DATA EXCERPTS:
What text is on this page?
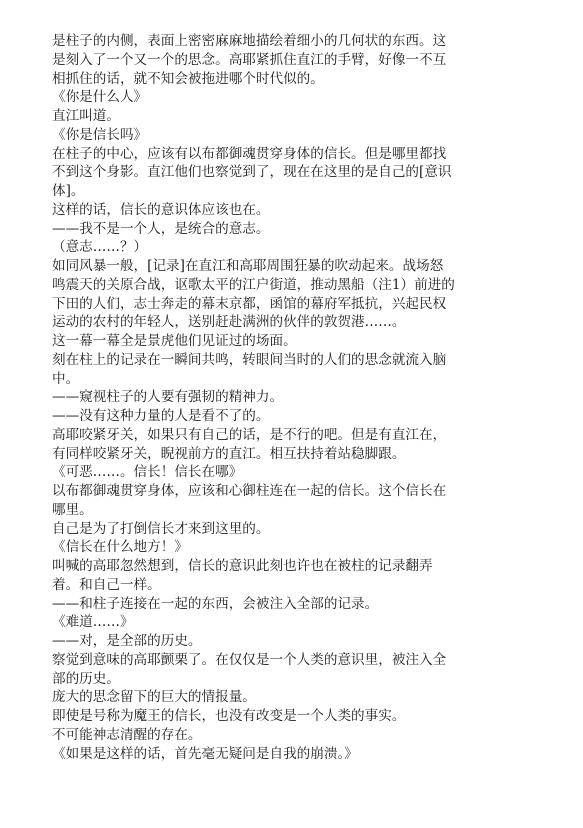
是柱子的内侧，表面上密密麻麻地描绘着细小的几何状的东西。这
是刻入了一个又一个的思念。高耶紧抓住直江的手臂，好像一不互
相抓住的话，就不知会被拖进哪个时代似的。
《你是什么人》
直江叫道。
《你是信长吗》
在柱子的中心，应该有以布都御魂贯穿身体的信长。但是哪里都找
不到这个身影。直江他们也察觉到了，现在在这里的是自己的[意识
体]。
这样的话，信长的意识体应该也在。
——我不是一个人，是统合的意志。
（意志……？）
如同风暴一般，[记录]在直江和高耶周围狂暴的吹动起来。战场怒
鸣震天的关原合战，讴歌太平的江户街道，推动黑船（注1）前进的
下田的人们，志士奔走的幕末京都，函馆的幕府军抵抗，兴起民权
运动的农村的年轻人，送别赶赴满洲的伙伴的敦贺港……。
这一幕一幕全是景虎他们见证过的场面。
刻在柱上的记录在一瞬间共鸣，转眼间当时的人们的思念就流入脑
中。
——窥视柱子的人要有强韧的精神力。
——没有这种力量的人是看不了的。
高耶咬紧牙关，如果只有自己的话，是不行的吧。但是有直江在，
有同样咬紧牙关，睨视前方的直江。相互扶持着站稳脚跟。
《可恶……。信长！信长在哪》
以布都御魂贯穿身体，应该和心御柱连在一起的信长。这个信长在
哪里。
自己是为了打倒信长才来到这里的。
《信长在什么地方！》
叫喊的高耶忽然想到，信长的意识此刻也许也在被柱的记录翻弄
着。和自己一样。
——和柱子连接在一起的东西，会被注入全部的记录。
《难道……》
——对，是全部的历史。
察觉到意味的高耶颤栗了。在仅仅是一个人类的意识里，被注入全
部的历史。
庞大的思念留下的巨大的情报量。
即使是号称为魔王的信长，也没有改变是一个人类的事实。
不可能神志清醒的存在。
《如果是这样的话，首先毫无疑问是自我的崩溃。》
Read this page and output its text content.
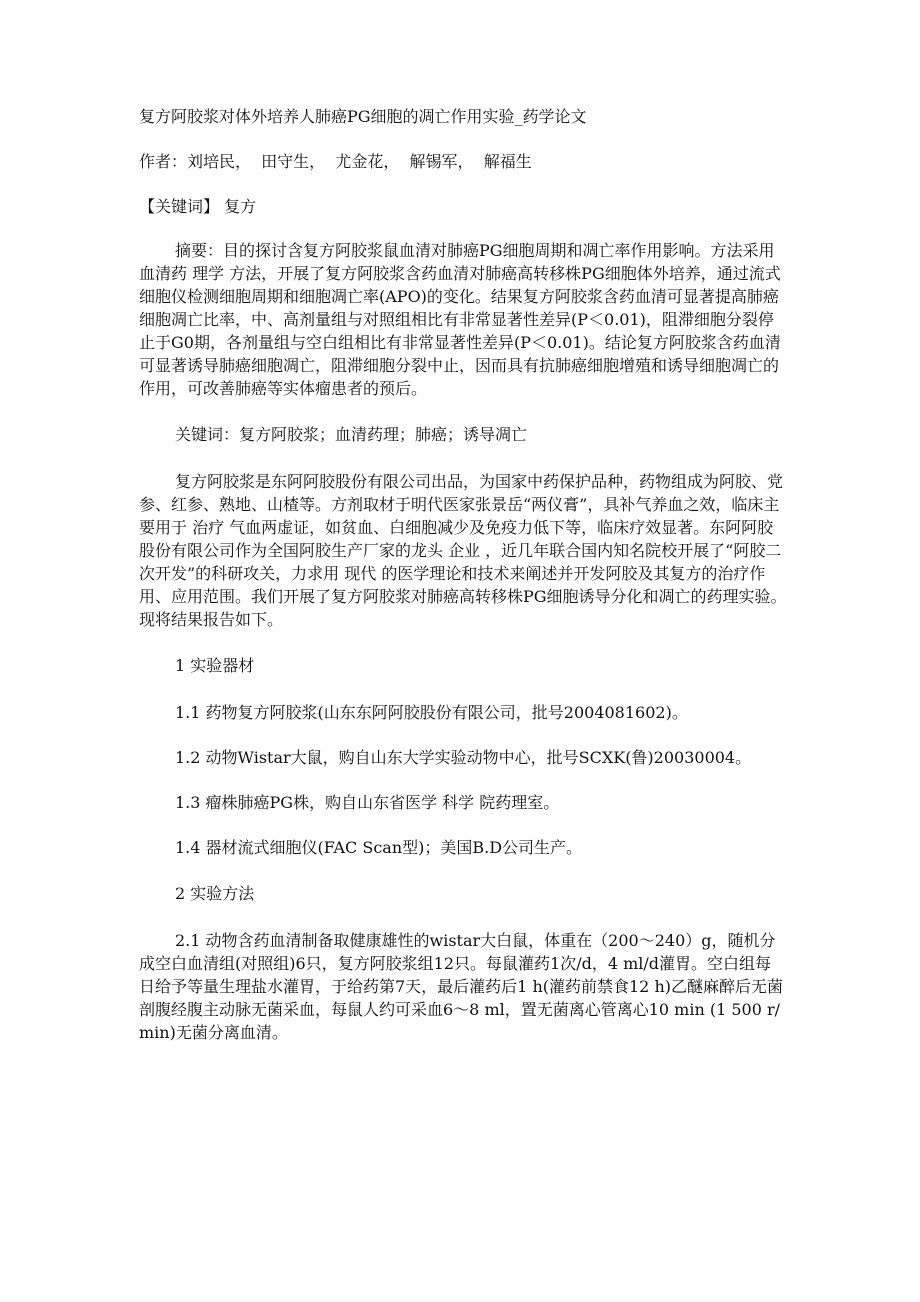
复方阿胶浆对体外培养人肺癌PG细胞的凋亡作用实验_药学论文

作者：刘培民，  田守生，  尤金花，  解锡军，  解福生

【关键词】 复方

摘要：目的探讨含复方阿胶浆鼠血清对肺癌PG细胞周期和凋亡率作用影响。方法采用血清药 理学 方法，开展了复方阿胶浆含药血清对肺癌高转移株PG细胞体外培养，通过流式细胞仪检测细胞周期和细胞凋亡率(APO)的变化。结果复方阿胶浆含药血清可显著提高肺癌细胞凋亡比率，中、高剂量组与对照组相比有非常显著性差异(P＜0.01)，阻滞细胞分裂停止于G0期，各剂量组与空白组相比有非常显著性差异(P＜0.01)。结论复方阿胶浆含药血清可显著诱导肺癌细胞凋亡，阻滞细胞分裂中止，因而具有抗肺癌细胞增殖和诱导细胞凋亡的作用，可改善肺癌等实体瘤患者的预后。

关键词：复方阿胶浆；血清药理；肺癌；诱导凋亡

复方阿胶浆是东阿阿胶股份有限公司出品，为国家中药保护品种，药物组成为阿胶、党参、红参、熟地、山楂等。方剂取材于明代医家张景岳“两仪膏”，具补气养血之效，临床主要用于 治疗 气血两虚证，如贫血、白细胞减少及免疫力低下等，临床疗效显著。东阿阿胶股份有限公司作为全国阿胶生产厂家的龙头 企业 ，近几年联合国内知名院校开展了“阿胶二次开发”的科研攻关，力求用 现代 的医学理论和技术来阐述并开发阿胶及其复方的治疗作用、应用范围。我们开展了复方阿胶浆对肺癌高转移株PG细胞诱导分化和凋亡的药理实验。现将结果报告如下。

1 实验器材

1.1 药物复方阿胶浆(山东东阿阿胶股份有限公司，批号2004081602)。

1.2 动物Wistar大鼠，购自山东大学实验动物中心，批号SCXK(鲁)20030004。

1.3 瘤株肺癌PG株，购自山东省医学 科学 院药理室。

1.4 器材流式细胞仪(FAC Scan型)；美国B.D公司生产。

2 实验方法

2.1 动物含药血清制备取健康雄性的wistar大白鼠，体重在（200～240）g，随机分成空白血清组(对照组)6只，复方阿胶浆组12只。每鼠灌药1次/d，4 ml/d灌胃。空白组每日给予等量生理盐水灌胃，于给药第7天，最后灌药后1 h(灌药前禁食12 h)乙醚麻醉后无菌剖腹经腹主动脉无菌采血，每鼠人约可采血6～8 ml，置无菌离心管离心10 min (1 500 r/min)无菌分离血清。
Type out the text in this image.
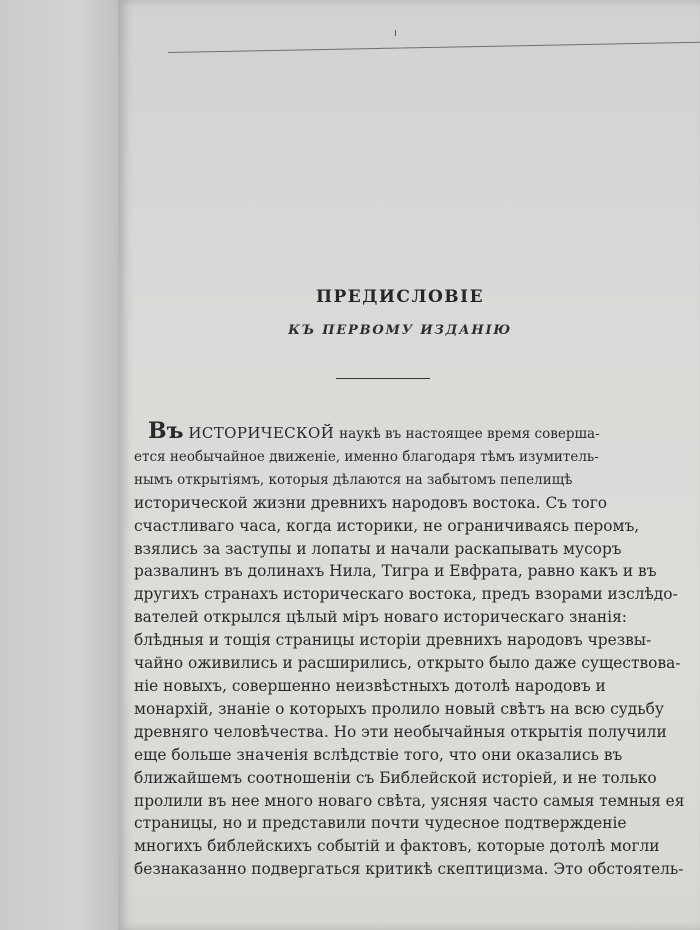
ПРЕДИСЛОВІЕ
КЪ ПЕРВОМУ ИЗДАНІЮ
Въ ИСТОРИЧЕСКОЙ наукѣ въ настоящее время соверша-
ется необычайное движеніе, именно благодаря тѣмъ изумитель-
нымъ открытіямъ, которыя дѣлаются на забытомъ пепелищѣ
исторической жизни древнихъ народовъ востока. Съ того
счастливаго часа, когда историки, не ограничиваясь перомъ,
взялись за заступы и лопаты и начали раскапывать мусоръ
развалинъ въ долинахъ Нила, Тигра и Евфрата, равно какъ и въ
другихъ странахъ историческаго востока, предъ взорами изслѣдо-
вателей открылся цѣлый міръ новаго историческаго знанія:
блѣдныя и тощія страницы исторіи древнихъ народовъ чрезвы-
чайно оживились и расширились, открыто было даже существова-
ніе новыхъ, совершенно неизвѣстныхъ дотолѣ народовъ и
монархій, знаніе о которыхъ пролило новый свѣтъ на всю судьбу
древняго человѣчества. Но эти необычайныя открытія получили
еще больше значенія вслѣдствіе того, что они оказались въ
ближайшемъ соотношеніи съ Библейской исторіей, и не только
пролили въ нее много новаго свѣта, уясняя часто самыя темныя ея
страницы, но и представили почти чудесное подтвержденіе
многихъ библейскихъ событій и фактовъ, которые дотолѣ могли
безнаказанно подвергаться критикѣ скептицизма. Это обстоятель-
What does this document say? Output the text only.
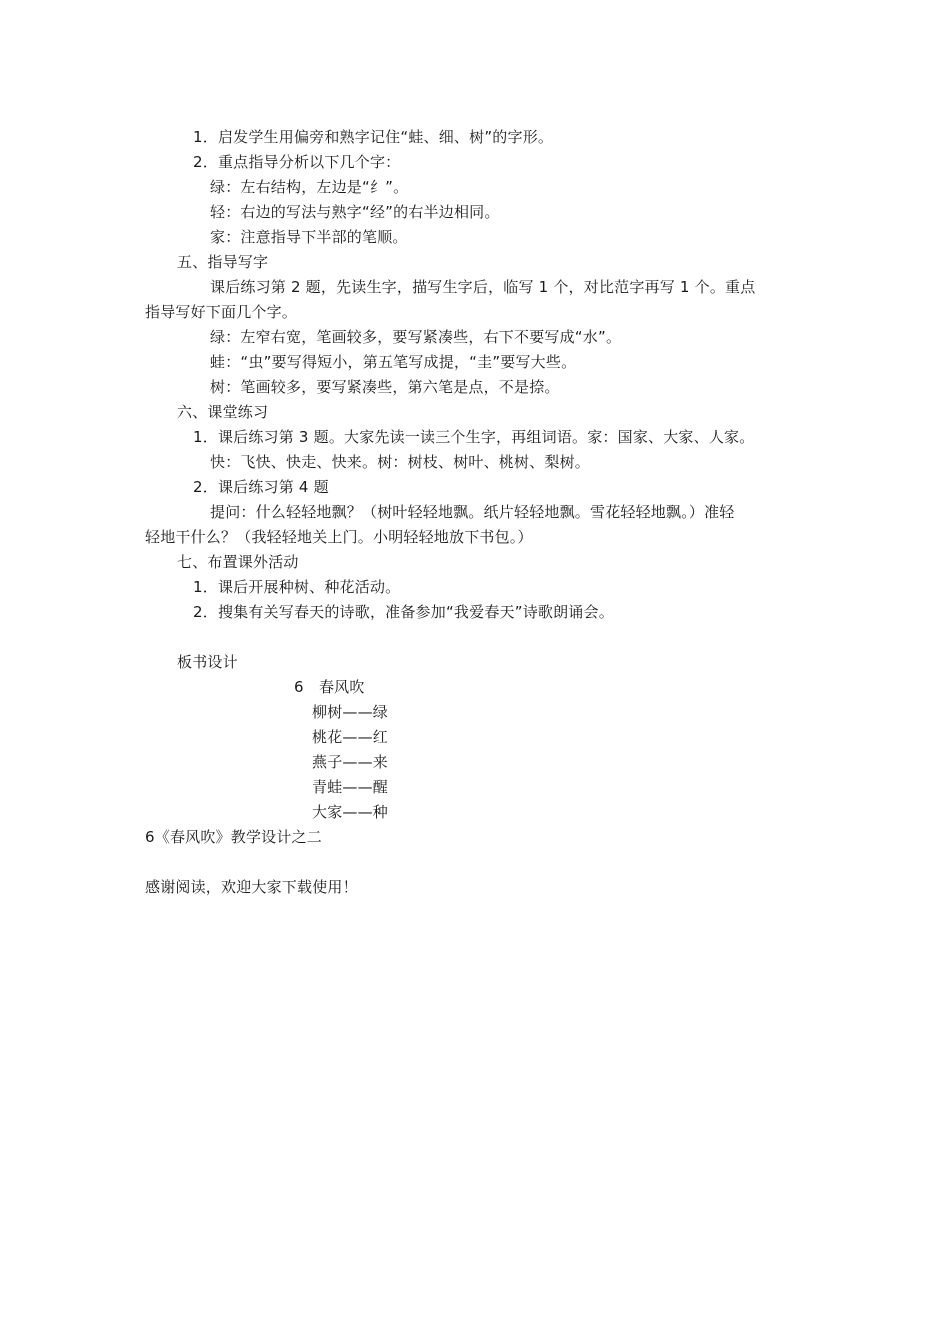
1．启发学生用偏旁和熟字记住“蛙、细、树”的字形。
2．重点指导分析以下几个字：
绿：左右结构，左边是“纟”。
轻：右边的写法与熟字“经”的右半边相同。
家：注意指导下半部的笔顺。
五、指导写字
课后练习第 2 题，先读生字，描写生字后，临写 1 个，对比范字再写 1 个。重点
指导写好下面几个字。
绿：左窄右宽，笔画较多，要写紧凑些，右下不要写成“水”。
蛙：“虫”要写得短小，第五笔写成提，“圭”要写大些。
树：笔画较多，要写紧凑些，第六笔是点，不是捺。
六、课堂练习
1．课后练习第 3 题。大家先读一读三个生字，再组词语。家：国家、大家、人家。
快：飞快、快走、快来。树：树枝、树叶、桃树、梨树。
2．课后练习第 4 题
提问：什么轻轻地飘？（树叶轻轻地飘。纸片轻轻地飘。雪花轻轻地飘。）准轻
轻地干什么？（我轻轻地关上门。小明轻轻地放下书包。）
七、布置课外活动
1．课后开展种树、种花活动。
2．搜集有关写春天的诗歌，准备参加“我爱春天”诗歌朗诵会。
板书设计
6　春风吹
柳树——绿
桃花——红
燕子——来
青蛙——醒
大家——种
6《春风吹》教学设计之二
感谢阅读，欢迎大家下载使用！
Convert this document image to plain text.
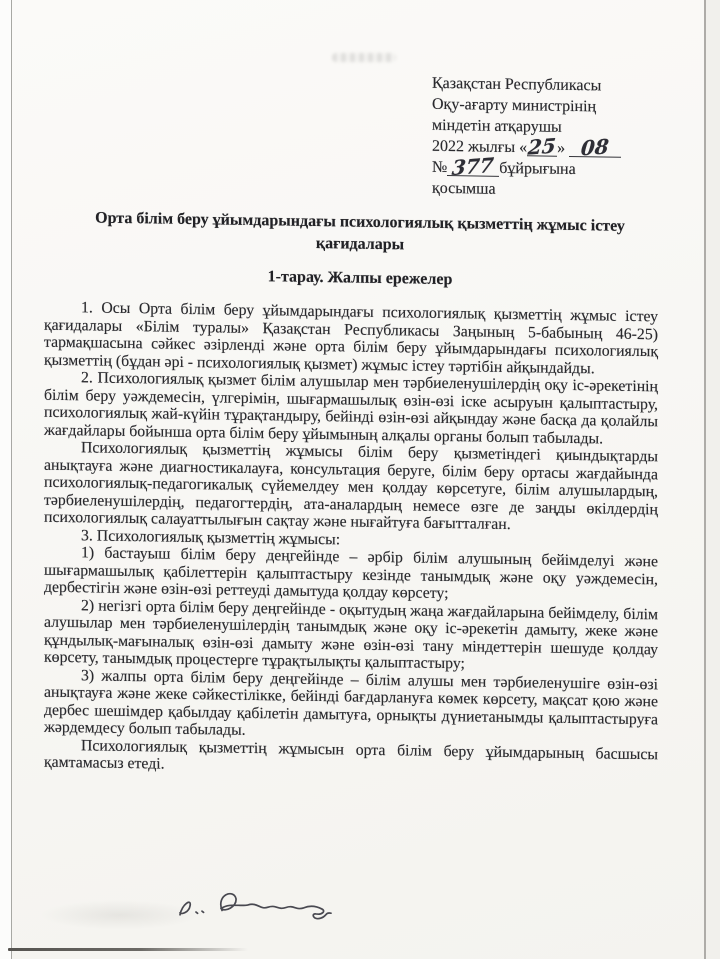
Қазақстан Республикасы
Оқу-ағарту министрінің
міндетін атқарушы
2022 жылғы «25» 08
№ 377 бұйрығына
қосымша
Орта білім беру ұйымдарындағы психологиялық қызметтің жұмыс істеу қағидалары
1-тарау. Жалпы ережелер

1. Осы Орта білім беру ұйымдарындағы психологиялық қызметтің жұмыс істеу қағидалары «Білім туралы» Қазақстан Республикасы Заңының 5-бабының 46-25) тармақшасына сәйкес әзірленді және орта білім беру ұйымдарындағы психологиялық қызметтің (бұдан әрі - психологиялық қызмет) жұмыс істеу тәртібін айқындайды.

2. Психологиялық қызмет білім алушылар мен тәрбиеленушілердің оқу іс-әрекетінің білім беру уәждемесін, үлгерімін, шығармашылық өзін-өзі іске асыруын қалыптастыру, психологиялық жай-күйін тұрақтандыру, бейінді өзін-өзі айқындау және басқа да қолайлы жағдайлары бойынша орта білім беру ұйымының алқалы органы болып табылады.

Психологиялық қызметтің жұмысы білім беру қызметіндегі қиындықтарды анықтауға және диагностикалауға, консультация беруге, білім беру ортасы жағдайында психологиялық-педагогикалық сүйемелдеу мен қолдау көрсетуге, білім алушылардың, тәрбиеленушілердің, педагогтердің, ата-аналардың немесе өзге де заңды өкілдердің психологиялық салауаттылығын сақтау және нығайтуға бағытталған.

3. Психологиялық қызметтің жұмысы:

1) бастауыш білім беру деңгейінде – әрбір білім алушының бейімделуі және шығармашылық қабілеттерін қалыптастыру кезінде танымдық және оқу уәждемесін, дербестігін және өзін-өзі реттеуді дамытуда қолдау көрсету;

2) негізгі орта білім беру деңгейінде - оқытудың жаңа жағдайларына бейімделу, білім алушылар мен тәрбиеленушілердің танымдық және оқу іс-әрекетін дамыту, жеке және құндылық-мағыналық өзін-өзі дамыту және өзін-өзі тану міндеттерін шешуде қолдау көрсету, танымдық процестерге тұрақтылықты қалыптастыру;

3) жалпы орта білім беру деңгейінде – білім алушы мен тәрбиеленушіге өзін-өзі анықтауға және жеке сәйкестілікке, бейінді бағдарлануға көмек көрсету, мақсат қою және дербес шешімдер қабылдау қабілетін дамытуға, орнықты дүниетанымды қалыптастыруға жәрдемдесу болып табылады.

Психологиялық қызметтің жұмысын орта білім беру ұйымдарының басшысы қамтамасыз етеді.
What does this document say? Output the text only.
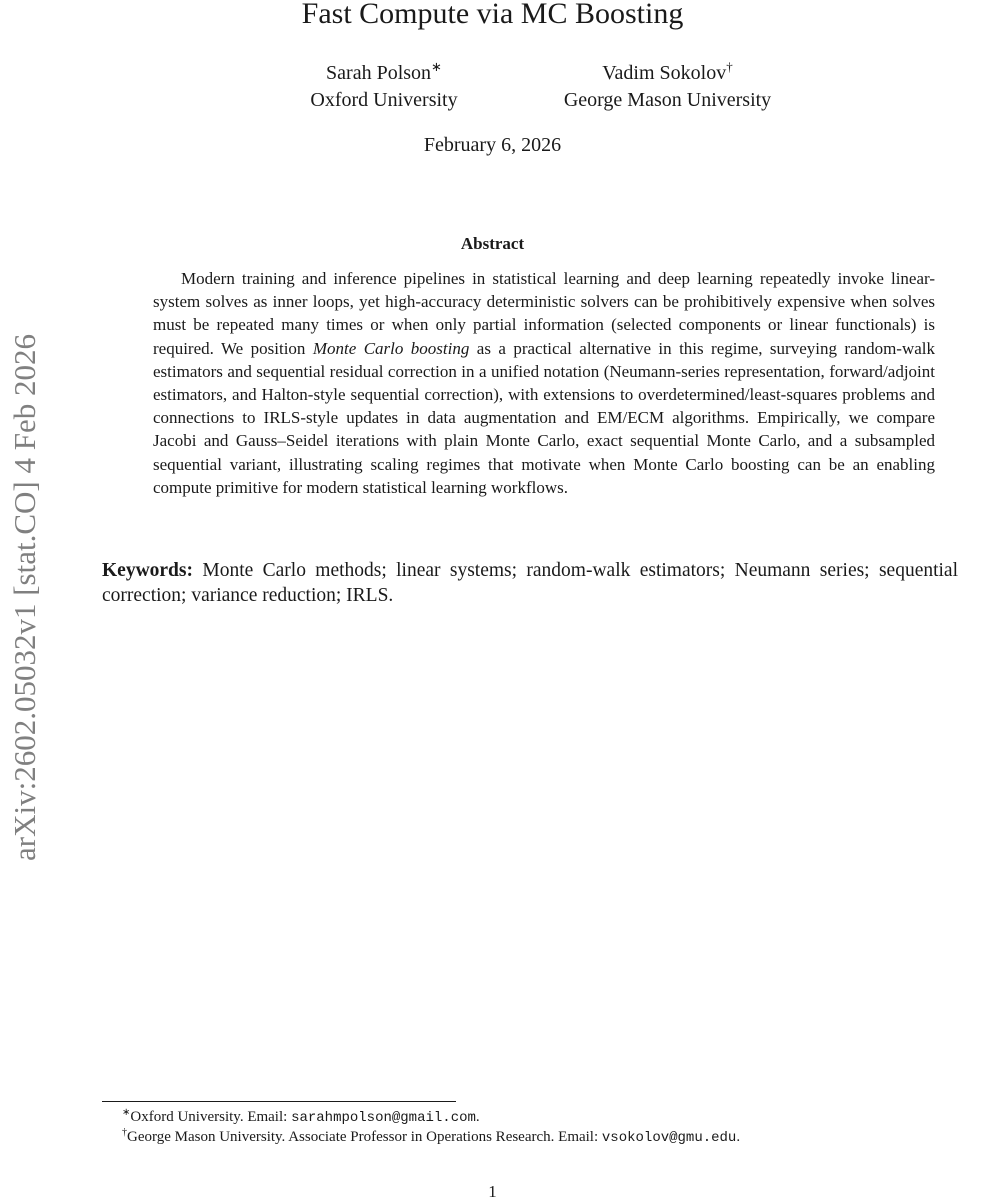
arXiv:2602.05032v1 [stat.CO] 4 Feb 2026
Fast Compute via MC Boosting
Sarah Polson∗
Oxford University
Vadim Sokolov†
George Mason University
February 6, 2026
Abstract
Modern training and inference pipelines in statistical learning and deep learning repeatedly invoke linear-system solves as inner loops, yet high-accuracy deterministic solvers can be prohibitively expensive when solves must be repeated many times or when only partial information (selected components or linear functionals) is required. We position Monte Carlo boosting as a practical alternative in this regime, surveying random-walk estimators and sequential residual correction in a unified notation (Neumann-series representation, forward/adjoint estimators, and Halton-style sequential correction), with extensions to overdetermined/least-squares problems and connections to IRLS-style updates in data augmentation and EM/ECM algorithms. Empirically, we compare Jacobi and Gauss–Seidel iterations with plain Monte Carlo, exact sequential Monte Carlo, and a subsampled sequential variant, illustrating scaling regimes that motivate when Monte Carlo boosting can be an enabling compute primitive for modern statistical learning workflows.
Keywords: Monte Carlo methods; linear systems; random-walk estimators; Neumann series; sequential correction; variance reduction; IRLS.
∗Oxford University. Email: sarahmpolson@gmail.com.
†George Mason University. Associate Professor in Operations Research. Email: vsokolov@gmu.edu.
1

AIM: How many of the lines above contain the string "image"? Give the number only.

THE SOLUTION: 2